Repeat the whole of the data, keeping every detail the same.

● ● ● ● ● ● ●

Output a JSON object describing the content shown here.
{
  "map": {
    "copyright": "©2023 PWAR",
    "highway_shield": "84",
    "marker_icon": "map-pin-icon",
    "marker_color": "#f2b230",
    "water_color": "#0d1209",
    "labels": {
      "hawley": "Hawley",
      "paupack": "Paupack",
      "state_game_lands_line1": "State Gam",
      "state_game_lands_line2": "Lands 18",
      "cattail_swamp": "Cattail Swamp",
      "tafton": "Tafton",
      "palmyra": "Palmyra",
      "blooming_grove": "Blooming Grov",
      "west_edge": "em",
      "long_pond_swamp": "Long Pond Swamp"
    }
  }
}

● ● ● ● ● ● ●

- **COMPLETE OUTPUT**:
Output a JSON object describing the content shown here.
{
  "map": {
    "copyright": "©2023 PWAR",
    "highway_shield": "84",
    "marker_icon": "map-pin-icon",
    "marker_color": "#f2b230",
    "water_color": "#0d1209",
    "labels": {
      "hawley": "Hawley",
      "paupack": "Paupack",
      "state_game_lands_line1": "State Gam",
      "state_game_lands_line2": "Lands 18",
      "cattail_swamp": "Cattail Swamp",
      "tafton": "Tafton",
      "palmyra": "Palmyra",
      "blooming_grove": "Blooming Grov",
      "west_edge": "em",
      "long_pond_swamp": "Long Pond Swamp"
    }
  }
}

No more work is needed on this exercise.